Dataset excerpts
--- Start ---

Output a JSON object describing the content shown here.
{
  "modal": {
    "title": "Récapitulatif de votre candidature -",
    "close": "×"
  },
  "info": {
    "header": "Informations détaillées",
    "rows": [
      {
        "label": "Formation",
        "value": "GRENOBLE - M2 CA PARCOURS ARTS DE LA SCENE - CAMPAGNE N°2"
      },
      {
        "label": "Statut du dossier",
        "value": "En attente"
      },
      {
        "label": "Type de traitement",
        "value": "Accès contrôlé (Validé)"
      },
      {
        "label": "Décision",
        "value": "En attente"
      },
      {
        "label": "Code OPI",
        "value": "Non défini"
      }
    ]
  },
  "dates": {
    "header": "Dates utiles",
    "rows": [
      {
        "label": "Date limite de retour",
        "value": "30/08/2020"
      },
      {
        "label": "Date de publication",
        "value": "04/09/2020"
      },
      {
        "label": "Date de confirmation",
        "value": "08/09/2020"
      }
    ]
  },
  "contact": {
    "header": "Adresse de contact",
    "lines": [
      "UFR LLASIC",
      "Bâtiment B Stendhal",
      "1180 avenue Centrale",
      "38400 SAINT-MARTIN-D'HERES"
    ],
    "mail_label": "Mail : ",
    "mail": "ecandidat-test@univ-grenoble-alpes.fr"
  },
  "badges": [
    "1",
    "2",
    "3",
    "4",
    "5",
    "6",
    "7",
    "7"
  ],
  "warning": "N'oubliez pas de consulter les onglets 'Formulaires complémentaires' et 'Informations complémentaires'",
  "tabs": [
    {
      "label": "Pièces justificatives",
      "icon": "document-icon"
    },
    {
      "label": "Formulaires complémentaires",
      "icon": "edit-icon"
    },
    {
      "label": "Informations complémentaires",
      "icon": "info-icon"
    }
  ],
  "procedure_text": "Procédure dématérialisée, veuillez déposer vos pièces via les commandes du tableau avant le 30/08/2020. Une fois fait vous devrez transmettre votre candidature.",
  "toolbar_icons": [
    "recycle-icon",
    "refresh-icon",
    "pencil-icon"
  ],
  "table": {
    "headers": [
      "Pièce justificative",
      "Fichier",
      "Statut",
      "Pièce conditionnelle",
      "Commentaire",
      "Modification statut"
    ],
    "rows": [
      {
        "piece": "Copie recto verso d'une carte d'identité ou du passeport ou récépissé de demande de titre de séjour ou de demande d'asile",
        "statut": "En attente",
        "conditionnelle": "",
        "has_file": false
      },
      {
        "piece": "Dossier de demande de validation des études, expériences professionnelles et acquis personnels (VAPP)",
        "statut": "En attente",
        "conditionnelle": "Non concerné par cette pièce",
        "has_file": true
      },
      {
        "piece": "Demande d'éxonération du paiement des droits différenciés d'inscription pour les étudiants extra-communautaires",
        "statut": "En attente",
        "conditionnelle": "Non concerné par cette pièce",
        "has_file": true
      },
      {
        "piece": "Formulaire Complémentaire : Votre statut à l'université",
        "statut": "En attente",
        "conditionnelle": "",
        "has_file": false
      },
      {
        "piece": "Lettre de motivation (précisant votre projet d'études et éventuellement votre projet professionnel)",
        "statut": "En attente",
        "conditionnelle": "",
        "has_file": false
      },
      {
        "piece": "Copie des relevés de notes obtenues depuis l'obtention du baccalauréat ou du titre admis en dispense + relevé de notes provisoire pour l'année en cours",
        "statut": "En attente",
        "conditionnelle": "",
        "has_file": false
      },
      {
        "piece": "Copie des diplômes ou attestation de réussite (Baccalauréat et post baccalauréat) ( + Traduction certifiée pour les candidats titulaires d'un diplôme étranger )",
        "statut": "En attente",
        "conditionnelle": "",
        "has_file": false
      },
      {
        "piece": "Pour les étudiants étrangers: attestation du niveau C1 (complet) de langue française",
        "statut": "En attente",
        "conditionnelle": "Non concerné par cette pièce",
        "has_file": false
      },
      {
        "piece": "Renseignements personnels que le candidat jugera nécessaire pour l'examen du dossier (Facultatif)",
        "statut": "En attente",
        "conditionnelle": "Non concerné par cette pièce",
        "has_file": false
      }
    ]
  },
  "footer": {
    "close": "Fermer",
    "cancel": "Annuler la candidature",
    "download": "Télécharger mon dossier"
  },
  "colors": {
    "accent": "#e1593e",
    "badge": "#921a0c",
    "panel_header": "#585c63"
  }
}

--- End ---

■ Problem to work on
Reproduce all data above, unchanged.

■ Answer for the task
Output a JSON object describing the content shown here.
{
  "modal": {
    "title": "Récapitulatif de votre candidature -",
    "close": "×"
  },
  "info": {
    "header": "Informations détaillées",
    "rows": [
      {
        "label": "Formation",
        "value": "GRENOBLE - M2 CA PARCOURS ARTS DE LA SCENE - CAMPAGNE N°2"
      },
      {
        "label": "Statut du dossier",
        "value": "En attente"
      },
      {
        "label": "Type de traitement",
        "value": "Accès contrôlé (Validé)"
      },
      {
        "label": "Décision",
        "value": "En attente"
      },
      {
        "label": "Code OPI",
        "value": "Non défini"
      }
    ]
  },
  "dates": {
    "header": "Dates utiles",
    "rows": [
      {
        "label": "Date limite de retour",
        "value": "30/08/2020"
      },
      {
        "label": "Date de publication",
        "value": "04/09/2020"
      },
      {
        "label": "Date de confirmation",
        "value": "08/09/2020"
      }
    ]
  },
  "contact": {
    "header": "Adresse de contact",
    "lines": [
      "UFR LLASIC",
      "Bâtiment B Stendhal",
      "1180 avenue Centrale",
      "38400 SAINT-MARTIN-D'HERES"
    ],
    "mail_label": "Mail : ",
    "mail": "ecandidat-test@univ-grenoble-alpes.fr"
  },
  "badges": [
    "1",
    "2",
    "3",
    "4",
    "5",
    "6",
    "7",
    "7"
  ],
  "warning": "N'oubliez pas de consulter les onglets 'Formulaires complémentaires' et 'Informations complémentaires'",
  "tabs": [
    {
      "label": "Pièces justificatives",
      "icon": "document-icon"
    },
    {
      "label": "Formulaires complémentaires",
      "icon": "edit-icon"
    },
    {
      "label": "Informations complémentaires",
      "icon": "info-icon"
    }
  ],
  "procedure_text": "Procédure dématérialisée, veuillez déposer vos pièces via les commandes du tableau avant le 30/08/2020. Une fois fait vous devrez transmettre votre candidature.",
  "toolbar_icons": [
    "recycle-icon",
    "refresh-icon",
    "pencil-icon"
  ],
  "table": {
    "headers": [
      "Pièce justificative",
      "Fichier",
      "Statut",
      "Pièce conditionnelle",
      "Commentaire",
      "Modification statut"
    ],
    "rows": [
      {
        "piece": "Copie recto verso d'une carte d'identité ou du passeport ou récépissé de demande de titre de séjour ou de demande d'asile",
        "statut": "En attente",
        "conditionnelle": "",
        "has_file": false
      },
      {
        "piece": "Dossier de demande de validation des études, expériences professionnelles et acquis personnels (VAPP)",
        "statut": "En attente",
        "conditionnelle": "Non concerné par cette pièce",
        "has_file": true
      },
      {
        "piece": "Demande d'éxonération du paiement des droits différenciés d'inscription pour les étudiants extra-communautaires",
        "statut": "En attente",
        "conditionnelle": "Non concerné par cette pièce",
        "has_file": true
      },
      {
        "piece": "Formulaire Complémentaire : Votre statut à l'université",
        "statut": "En attente",
        "conditionnelle": "",
        "has_file": false
      },
      {
        "piece": "Lettre de motivation (précisant votre projet d'études et éventuellement votre projet professionnel)",
        "statut": "En attente",
        "conditionnelle": "",
        "has_file": false
      },
      {
        "piece": "Copie des relevés de notes obtenues depuis l'obtention du baccalauréat ou du titre admis en dispense + relevé de notes provisoire pour l'année en cours",
        "statut": "En attente",
        "conditionnelle": "",
        "has_file": false
      },
      {
        "piece": "Copie des diplômes ou attestation de réussite (Baccalauréat et post baccalauréat) ( + Traduction certifiée pour les candidats titulaires d'un diplôme étranger )",
        "statut": "En attente",
        "conditionnelle": "",
        "has_file": false
      },
      {
        "piece": "Pour les étudiants étrangers: attestation du niveau C1 (complet) de langue française",
        "statut": "En attente",
        "conditionnelle": "Non concerné par cette pièce",
        "has_file": false
      },
      {
        "piece": "Renseignements personnels que le candidat jugera nécessaire pour l'examen du dossier (Facultatif)",
        "statut": "En attente",
        "conditionnelle": "Non concerné par cette pièce",
        "has_file": false
      }
    ]
  },
  "footer": {
    "close": "Fermer",
    "cancel": "Annuler la candidature",
    "download": "Télécharger mon dossier"
  },
  "colors": {
    "accent": "#e1593e",
    "badge": "#921a0c",
    "panel_header": "#585c63"
  }
}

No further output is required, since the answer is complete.